Output every entry exactly as written, but omit the pictures.

### Data section
---*---

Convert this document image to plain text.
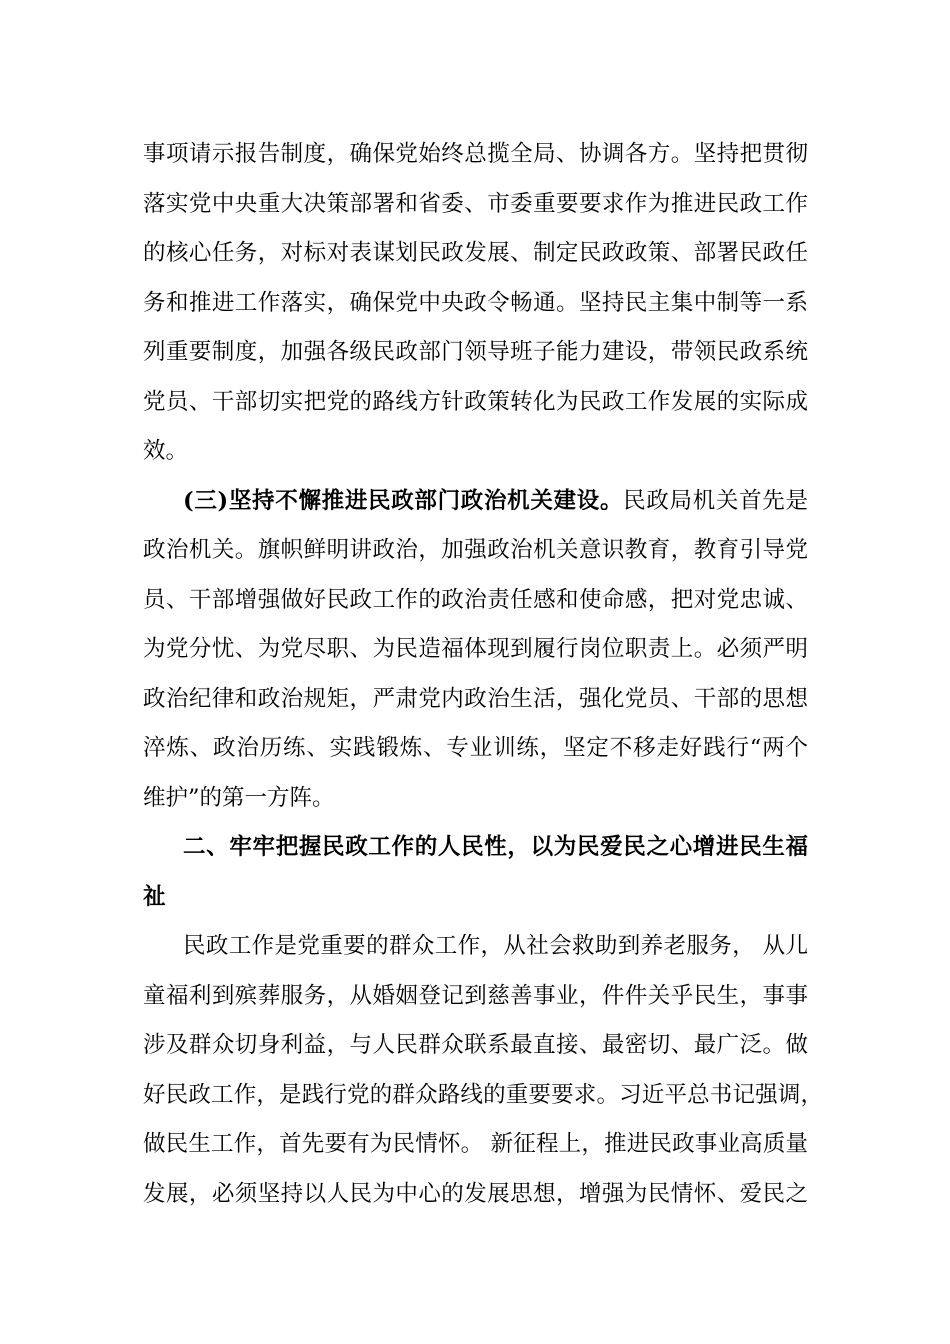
事项请示报告制度，确保党始终总揽全局、协调各方。坚持把贯彻
落实党中央重大决策部署和省委、市委重要要求作为推进民政工作
的核心任务，对标对表谋划民政发展、制定民政政策、部署民政任
务和推进工作落实，确保党中央政令畅通。坚持民主集中制等一系
列重要制度，加强各级民政部门领导班子能力建设，带领民政系统
党员、干部切实把党的路线方针政策转化为民政工作发展的实际成
效。
(三)坚持不懈推进民政部门政治机关建设。民政局机关首先是
政治机关。旗帜鲜明讲政治，加强政治机关意识教育，教育引导党
员、干部增强做好民政工作的政治责任感和使命感，把对党忠诚、
为党分忧、为党尽职、为民造福体现到履行岗位职责上。必须严明
政治纪律和政治规矩，严肃党内政治生活，强化党员、干部的思想
淬炼、政治历练、实践锻炼、专业训练，坚定不移走好践行“两个
维护”的第一方阵。
二、牢牢把握民政工作的人民性，以为民爱民之心增进民生福
祉
民政工作是党重要的群众工作，从社会救助到养老服务， 从儿
童福利到殡葬服务，从婚姻登记到慈善事业，件件关乎民生，事事
涉及群众切身利益，与人民群众联系最直接、最密切、最广泛。做
好民政工作，是践行党的群众路线的重要要求。习近平总书记强调，
做民生工作，首先要有为民情怀。 新征程上，推进民政事业高质量
发展，必须坚持以人民为中心的发展思想，增强为民情怀、爱民之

---*---

### Output below
Convert this document image to plain text.
事项请示报告制度，确保党始终总揽全局、协调各方。坚持把贯彻
落实党中央重大决策部署和省委、市委重要要求作为推进民政工作
的核心任务，对标对表谋划民政发展、制定民政政策、部署民政任
务和推进工作落实，确保党中央政令畅通。坚持民主集中制等一系
列重要制度，加强各级民政部门领导班子能力建设，带领民政系统
党员、干部切实把党的路线方针政策转化为民政工作发展的实际成
效。
(三)坚持不懈推进民政部门政治机关建设。民政局机关首先是
政治机关。旗帜鲜明讲政治，加强政治机关意识教育，教育引导党
员、干部增强做好民政工作的政治责任感和使命感，把对党忠诚、
为党分忧、为党尽职、为民造福体现到履行岗位职责上。必须严明
政治纪律和政治规矩，严肃党内政治生活，强化党员、干部的思想
淬炼、政治历练、实践锻炼、专业训练，坚定不移走好践行“两个
维护”的第一方阵。
二、牢牢把握民政工作的人民性，以为民爱民之心增进民生福
祉
民政工作是党重要的群众工作，从社会救助到养老服务， 从儿
童福利到殡葬服务，从婚姻登记到慈善事业，件件关乎民生，事事
涉及群众切身利益，与人民群众联系最直接、最密切、最广泛。做
好民政工作，是践行党的群众路线的重要要求。习近平总书记强调，
做民生工作，首先要有为民情怀。 新征程上，推进民政事业高质量
发展，必须坚持以人民为中心的发展思想，增强为民情怀、爱民之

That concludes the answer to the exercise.